> [TO BE DONE]
In the entries that follow, locate the line with "Convert this screenshot", then restate that line and all later lines exactly as they appear, leaving pictures out.

## BEGIN RECORDS FOR PROCESSING

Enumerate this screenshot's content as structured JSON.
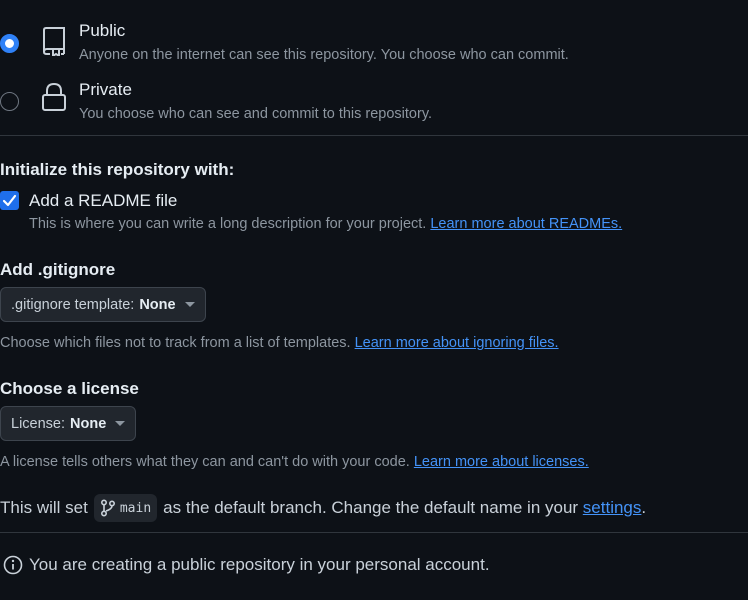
{
  "visibility": {
    "options": [
      {
        "title": "Public",
        "description": "Anyone on the internet can see this repository. You choose who can commit.",
        "icon": "repo-icon",
        "selected": true
      },
      {
        "title": "Private",
        "description": "You choose who can see and commit to this repository.",
        "icon": "lock-icon",
        "selected": false
      }
    ]
  },
  "init": {
    "heading": "Initialize this repository with:",
    "readme_label": "Add a README file",
    "readme_checked": true,
    "readme_help": "This is where you can write a long description for your project.",
    "readme_link": "Learn more about READMEs."
  },
  "gitignore": {
    "heading": "Add .gitignore",
    "select_prefix": ".gitignore template:",
    "select_value": "None",
    "help": "Choose which files not to track from a list of templates.",
    "link": "Learn more about ignoring files."
  },
  "license": {
    "heading": "Choose a license",
    "select_prefix": "License:",
    "select_value": "None",
    "help": "A license tells others what they can and can't do with your code.",
    "link": "Learn more about licenses."
  },
  "branch": {
    "prefix": "This will set",
    "branch_name": "main",
    "middle": "as the default branch. Change the default name in your",
    "settings_link": "settings",
    "suffix": "."
  },
  "notice": {
    "text": "You are creating a public repository in your personal account.",
    "icon": "info-icon"
  },
  "colors": {
    "background": "#0d1117",
    "accent": "#2f81f7",
    "link": "#4493f8",
    "muted_text": "#8d96a0"
  }
}
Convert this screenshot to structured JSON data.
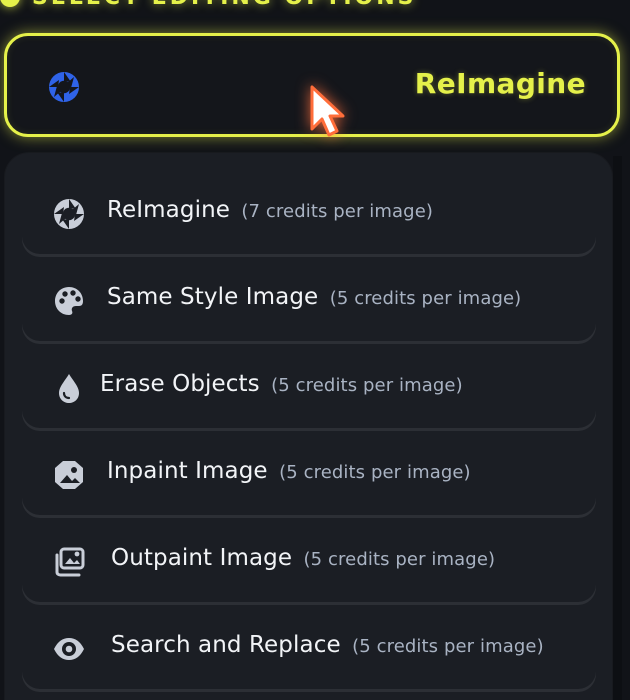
{
  "header": {
    "title": "SELECT EDITING OPTIONS"
  },
  "select": {
    "value": "ReImagine",
    "selected_icon": "aperture-icon",
    "accent_color": "#e5f14a",
    "selected_icon_color": "#2f63e8"
  },
  "dropdown": {
    "items": [
      {
        "label": "ReImagine",
        "credits": "(7 credits per image)",
        "icon": "aperture-icon"
      },
      {
        "label": "Same Style Image",
        "credits": "(5 credits per image)",
        "icon": "palette-icon"
      },
      {
        "label": "Erase Objects",
        "credits": "(5 credits per image)",
        "icon": "droplet-icon"
      },
      {
        "label": "Inpaint Image",
        "credits": "(5 credits per image)",
        "icon": "image-shield-icon"
      },
      {
        "label": "Outpaint Image",
        "credits": "(5 credits per image)",
        "icon": "images-stack-icon"
      },
      {
        "label": "Search and Replace",
        "credits": "(5 credits per image)",
        "icon": "eye-icon"
      }
    ]
  }
}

## END RECORDS FOR PROCESSING

> [FINAL RESULT]
Convert this screenshot to structured JSON data.
{
  "header": {
    "title": "SELECT EDITING OPTIONS"
  },
  "select": {
    "value": "ReImagine",
    "selected_icon": "aperture-icon",
    "accent_color": "#e5f14a",
    "selected_icon_color": "#2f63e8"
  },
  "dropdown": {
    "items": [
      {
        "label": "ReImagine",
        "credits": "(7 credits per image)",
        "icon": "aperture-icon"
      },
      {
        "label": "Same Style Image",
        "credits": "(5 credits per image)",
        "icon": "palette-icon"
      },
      {
        "label": "Erase Objects",
        "credits": "(5 credits per image)",
        "icon": "droplet-icon"
      },
      {
        "label": "Inpaint Image",
        "credits": "(5 credits per image)",
        "icon": "image-shield-icon"
      },
      {
        "label": "Outpaint Image",
        "credits": "(5 credits per image)",
        "icon": "images-stack-icon"
      },
      {
        "label": "Search and Replace",
        "credits": "(5 credits per image)",
        "icon": "eye-icon"
      }
    ]
  }
}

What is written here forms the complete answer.